[Figure contents as structured data]
++++++++++++++++++++
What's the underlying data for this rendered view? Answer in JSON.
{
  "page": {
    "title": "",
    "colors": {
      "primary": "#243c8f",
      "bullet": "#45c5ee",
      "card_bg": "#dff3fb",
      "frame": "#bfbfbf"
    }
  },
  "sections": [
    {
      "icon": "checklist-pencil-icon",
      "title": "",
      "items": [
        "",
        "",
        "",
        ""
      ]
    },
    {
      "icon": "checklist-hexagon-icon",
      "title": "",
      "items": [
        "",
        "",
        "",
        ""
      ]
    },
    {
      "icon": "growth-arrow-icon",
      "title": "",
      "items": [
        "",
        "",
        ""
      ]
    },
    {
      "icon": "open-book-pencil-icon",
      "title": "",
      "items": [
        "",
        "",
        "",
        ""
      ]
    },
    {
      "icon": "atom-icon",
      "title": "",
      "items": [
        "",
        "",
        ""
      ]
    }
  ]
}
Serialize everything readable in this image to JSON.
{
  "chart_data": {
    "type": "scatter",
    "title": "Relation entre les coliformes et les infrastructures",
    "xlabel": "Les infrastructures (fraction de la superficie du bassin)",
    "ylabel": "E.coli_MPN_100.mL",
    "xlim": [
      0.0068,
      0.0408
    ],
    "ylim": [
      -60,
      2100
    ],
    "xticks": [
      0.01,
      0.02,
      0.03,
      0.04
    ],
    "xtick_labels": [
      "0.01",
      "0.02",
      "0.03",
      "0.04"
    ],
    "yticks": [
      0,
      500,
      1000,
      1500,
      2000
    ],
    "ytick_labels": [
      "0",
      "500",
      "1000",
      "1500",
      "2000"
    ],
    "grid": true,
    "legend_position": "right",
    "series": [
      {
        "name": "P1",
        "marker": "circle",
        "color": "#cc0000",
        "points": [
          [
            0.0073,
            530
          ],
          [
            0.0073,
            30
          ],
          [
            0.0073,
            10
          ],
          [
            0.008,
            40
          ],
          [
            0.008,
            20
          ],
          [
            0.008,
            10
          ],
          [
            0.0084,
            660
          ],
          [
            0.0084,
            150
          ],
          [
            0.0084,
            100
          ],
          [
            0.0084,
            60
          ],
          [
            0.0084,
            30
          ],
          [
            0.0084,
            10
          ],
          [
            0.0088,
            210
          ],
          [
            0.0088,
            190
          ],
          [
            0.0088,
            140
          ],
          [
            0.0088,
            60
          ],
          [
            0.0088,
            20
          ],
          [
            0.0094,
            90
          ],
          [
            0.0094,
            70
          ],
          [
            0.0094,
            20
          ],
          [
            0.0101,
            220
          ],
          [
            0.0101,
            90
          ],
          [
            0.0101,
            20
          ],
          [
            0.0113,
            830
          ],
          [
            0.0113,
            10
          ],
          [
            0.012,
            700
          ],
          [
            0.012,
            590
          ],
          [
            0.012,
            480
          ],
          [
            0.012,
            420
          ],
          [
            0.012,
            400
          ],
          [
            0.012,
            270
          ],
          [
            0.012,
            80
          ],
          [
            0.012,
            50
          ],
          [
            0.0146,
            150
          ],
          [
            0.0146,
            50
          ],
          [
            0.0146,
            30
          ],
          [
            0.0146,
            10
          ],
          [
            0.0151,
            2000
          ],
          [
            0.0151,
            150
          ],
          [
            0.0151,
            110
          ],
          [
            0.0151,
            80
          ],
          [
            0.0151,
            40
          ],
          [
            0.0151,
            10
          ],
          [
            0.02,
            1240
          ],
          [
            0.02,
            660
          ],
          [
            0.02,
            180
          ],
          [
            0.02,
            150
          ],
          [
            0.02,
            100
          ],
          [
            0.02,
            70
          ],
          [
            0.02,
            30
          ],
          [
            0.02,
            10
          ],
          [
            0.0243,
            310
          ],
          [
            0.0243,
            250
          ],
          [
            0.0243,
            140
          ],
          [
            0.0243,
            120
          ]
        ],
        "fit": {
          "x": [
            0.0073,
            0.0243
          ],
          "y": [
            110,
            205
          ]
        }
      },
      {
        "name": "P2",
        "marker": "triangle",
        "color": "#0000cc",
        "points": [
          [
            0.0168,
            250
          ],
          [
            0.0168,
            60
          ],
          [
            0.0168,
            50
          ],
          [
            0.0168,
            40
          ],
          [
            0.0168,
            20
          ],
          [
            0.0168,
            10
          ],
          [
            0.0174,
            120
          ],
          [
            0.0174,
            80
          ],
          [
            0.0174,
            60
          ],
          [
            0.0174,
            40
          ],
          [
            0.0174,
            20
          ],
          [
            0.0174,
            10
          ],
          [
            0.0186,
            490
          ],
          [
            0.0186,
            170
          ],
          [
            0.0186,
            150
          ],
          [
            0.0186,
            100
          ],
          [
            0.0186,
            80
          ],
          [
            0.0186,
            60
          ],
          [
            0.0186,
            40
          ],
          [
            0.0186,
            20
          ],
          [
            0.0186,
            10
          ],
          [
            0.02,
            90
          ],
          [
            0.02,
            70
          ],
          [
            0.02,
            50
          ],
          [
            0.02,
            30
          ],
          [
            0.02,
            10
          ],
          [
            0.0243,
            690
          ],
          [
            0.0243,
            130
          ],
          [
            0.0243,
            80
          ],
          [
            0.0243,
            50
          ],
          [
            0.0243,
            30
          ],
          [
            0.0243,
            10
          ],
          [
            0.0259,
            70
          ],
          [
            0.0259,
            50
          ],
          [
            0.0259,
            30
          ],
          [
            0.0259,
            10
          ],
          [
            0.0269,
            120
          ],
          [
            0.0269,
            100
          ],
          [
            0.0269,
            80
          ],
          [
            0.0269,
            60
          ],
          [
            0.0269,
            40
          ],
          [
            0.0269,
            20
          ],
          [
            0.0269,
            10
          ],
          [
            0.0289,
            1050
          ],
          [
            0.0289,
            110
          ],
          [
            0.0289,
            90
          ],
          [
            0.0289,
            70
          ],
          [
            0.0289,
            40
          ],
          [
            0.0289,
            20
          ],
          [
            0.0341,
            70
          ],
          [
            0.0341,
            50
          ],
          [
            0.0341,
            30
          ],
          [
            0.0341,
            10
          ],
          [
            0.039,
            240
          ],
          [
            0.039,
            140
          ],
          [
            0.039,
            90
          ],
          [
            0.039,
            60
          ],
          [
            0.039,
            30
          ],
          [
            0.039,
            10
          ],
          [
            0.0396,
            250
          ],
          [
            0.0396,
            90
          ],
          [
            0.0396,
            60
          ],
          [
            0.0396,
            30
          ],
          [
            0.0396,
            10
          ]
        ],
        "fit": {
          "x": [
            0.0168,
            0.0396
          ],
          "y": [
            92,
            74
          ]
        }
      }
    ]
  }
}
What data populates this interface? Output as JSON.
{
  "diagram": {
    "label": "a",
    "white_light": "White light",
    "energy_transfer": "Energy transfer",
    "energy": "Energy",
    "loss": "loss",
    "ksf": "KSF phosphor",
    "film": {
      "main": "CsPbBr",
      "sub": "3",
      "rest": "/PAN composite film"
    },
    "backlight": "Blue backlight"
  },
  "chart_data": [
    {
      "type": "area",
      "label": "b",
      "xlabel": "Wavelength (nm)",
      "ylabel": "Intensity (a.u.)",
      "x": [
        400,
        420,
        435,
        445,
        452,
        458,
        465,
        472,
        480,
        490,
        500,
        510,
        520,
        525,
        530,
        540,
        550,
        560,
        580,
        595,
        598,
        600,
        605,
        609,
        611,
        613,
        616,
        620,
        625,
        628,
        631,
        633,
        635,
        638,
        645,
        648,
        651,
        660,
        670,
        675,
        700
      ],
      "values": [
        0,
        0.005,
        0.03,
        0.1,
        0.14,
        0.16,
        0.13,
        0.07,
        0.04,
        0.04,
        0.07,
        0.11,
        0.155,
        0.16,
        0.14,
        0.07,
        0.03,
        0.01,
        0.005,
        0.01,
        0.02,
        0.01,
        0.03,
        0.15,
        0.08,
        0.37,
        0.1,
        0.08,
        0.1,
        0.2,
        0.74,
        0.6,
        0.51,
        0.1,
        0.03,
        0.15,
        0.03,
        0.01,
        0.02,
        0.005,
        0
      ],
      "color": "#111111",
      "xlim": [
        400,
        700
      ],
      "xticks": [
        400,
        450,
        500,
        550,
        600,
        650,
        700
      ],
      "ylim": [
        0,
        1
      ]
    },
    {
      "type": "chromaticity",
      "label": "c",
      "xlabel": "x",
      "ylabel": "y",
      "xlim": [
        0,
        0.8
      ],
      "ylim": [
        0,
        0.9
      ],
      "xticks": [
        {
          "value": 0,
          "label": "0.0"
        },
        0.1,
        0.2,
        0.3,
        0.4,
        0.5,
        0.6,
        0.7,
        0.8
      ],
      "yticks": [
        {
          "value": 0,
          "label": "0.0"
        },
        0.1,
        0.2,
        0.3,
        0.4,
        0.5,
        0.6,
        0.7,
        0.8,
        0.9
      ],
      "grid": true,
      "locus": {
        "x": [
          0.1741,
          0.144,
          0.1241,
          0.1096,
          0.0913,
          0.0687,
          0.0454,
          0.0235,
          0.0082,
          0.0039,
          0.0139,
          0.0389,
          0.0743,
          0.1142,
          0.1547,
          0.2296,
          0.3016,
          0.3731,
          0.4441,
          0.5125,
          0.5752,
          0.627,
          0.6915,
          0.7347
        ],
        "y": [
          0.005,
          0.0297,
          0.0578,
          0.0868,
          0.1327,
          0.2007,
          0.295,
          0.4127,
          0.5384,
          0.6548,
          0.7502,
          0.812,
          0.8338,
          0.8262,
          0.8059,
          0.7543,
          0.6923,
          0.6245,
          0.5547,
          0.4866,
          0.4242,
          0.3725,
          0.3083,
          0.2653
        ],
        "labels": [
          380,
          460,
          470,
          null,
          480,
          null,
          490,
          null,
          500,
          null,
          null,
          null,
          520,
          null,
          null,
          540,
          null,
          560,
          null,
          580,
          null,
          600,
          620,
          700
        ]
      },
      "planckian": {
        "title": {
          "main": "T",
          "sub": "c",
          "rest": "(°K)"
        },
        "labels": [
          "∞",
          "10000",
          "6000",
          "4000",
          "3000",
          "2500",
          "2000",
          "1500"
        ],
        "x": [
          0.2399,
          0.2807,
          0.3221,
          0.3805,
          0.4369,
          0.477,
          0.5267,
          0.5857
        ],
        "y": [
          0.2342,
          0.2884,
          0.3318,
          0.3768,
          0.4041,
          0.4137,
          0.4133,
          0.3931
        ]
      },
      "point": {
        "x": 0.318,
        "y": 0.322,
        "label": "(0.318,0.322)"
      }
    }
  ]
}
++++++++++++++++++++
▶ _Exercise instructions_: In the entries above, find each line with the word "checklist" and copy it.

▶ _Expected answer_:
      "icon": "checklist-pencil-icon",
      "icon": "checklist-hexagon-icon",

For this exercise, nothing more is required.